= 任务列表 =
**A)** 将阅读材料中的这句话译成英文：“经测序及与GenBank同源序列的比较，证实为包含线粒体控制区全序列的扩增产物。”
**B)** 根据阅读材料，用所设计引物扩增得到的特异性产物大小约为多少？

= 阅读材料 =
◆ ◆ ◆

淡水鱼类线粒体DNA D-loop基因的引物设计和应用

 线粒体DNA测序已广泛应用于鉴定和区分种类以及解决系统进化关系问题。本文选取已测定的主要淡水鱼类的线粒体DNA D-loop基因序列进行同源性比较，寻找保守序列，利用简并性原则设计一对通用的简并引物。利用设计的引物对广东省珠江流域主要的淡水鱼类线粒体DNA D-loop控制区基因进行扩增，均能获得单一的目的DNA片断，特异性扩增产物大小为1 kb左右。经测序及与GenBank同源序列的比较，证实为包含线粒体控制区全序列的扩增产物。本研究所设计的引物和应用的方法可以快速地同时对多种鱼类进行大规模的遗传背景分析，鉴定某些难于鉴别的近缘物种，为我国鱼类的种类鉴定、地理种群鉴别及种质资源的评估提供重要的工具。

Application and Primer Design of Mitochondrial DNA D-loop of Freshwater Fishes

Mitochondrial DNA (mtDNA) sequencing was widely used to identify, distinguish species and resolve phylogenetic relationships. In this studies, some published mitochondrial DNA D-loop sequences of major freshwater fishes were downloaded and made alignment. A pair of degenerate primers that targeted a portion of transfer RNA (tRNA)-pro and tRNA-phe were designed and used in a polymerse chain reaction (PCR) to amplify the control region. The primers can amplify mtDNA D-loop of 38 freshwater fishes in Zhujiang river area of Guangdong province. The size of amplification product is about 1kb. It is shown that the primers amplify a D-loop product of correct size only with the mtDNA which was extracted from the species with which the primers were designed to work. This result clearly demonstrates the efficiency and specificity of the primer pairs. The PCR fragments were all cloned and sequenced to confirm that they were indeed D-loop sequences.All mtDNA D-loop sequences were deposited in GenBank. The methods and the primers in this studies are very helpful for large-scale genetic analysis, molecular identification and phylogenetic analysis of freshwater fishes.

◆ ◆ ◆

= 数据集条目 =

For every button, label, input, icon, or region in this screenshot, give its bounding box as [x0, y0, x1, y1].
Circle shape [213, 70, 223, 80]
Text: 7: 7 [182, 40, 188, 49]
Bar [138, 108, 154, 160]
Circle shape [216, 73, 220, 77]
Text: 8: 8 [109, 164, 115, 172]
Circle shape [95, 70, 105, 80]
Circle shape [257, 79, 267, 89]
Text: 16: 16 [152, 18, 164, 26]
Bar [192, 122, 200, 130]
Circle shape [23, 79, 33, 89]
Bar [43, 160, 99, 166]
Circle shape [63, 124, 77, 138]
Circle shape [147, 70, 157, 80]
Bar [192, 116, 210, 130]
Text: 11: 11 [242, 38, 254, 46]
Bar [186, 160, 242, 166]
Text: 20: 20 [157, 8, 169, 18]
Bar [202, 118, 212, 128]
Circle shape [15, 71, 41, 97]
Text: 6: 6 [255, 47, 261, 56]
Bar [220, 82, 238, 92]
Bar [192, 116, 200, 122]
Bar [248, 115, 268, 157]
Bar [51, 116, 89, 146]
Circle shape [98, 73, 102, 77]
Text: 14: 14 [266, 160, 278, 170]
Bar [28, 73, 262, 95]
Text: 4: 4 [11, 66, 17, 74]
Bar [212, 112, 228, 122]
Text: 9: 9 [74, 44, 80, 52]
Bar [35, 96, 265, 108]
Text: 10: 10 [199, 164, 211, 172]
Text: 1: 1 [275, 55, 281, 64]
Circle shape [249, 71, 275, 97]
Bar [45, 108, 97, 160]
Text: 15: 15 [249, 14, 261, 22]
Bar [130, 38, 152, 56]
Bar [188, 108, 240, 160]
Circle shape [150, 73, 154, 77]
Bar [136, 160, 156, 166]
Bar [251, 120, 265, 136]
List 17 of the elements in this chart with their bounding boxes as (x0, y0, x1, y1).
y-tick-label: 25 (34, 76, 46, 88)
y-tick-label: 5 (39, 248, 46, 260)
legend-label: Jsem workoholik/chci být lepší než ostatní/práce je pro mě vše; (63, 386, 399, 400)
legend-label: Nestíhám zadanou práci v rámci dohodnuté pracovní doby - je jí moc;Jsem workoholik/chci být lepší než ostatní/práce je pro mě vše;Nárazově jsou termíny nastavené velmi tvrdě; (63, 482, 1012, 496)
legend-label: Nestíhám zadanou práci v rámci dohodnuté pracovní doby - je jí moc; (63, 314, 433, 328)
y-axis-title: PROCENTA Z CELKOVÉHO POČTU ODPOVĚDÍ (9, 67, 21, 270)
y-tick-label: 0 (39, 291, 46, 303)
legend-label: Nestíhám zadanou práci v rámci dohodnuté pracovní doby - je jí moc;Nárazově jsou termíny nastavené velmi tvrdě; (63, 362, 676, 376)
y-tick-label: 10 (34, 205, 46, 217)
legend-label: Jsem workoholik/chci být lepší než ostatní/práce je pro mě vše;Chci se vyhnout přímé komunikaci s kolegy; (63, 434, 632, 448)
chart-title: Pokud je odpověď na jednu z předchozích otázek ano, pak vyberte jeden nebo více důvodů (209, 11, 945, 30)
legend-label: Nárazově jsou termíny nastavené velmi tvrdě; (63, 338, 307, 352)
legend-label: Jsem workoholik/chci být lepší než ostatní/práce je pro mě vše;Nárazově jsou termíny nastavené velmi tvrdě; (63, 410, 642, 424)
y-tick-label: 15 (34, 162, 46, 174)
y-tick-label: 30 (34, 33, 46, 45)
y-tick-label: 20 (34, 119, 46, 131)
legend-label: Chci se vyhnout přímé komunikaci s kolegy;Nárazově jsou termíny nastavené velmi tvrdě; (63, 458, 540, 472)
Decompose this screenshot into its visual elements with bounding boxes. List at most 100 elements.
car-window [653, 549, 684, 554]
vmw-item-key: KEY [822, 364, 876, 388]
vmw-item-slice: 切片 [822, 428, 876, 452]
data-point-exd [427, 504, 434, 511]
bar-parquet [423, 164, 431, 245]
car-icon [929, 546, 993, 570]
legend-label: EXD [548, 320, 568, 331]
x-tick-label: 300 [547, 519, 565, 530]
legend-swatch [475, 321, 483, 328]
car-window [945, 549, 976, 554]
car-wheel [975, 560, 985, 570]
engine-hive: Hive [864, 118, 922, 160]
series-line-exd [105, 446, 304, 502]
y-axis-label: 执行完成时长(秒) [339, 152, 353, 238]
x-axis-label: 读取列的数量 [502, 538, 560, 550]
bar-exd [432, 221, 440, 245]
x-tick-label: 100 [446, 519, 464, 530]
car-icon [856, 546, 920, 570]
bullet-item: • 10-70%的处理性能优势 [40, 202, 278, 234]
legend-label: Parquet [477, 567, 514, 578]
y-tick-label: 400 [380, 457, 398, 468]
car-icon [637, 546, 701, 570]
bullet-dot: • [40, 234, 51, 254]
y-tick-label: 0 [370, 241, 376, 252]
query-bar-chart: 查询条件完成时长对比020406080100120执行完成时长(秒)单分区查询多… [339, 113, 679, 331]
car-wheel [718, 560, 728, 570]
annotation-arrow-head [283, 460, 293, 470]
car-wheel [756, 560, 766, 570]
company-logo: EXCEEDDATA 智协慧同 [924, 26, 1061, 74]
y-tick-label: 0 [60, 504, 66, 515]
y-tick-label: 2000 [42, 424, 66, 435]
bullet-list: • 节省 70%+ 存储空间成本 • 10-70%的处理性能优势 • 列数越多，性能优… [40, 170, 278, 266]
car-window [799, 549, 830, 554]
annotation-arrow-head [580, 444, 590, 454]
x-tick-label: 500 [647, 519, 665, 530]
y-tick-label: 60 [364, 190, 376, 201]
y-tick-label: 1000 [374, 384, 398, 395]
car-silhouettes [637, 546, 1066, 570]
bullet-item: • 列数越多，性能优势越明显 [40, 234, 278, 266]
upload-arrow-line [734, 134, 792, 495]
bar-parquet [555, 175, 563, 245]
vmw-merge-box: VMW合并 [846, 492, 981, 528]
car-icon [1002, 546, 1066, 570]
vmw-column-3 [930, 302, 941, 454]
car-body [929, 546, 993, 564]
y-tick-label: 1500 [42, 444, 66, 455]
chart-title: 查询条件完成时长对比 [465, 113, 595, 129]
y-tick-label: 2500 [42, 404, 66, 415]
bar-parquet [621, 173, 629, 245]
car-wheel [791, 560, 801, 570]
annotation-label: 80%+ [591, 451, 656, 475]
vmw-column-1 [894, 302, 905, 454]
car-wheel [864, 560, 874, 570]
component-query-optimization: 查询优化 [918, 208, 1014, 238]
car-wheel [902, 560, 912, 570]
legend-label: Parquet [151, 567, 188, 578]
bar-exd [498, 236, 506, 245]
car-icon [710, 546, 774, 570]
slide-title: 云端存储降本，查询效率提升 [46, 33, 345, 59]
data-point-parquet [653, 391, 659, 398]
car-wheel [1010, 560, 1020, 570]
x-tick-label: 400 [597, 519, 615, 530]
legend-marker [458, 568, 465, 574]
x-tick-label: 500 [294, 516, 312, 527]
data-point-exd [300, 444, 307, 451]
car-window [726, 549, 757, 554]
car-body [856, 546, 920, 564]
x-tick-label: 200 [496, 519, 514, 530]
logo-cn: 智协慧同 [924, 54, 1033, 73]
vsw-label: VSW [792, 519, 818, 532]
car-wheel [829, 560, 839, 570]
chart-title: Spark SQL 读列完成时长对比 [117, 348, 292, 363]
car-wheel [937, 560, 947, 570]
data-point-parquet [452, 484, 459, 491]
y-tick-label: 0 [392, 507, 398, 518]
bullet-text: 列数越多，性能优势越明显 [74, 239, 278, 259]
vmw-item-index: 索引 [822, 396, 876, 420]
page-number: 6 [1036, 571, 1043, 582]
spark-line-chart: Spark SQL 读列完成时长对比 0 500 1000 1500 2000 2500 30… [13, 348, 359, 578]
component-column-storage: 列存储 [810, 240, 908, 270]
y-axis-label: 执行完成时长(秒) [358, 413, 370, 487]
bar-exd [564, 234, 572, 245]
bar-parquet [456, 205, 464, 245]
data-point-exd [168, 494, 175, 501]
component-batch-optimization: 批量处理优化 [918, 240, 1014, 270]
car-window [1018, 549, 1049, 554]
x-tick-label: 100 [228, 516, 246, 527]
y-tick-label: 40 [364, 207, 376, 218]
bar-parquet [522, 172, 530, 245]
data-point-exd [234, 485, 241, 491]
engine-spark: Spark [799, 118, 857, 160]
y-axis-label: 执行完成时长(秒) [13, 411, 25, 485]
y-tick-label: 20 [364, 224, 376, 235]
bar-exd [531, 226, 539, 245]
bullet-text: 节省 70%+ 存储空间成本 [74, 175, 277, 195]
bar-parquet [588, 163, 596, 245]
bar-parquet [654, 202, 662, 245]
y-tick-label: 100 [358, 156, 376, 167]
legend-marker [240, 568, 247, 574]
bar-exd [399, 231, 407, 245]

◆ ◆ ◆

= 参考答案 =
**A)** Sequencing and comparison with homologous sequences in GenBank confirmed that these were amplification products containing the complete sequence of the mitochondrial control region.

**B)** 约1 kb。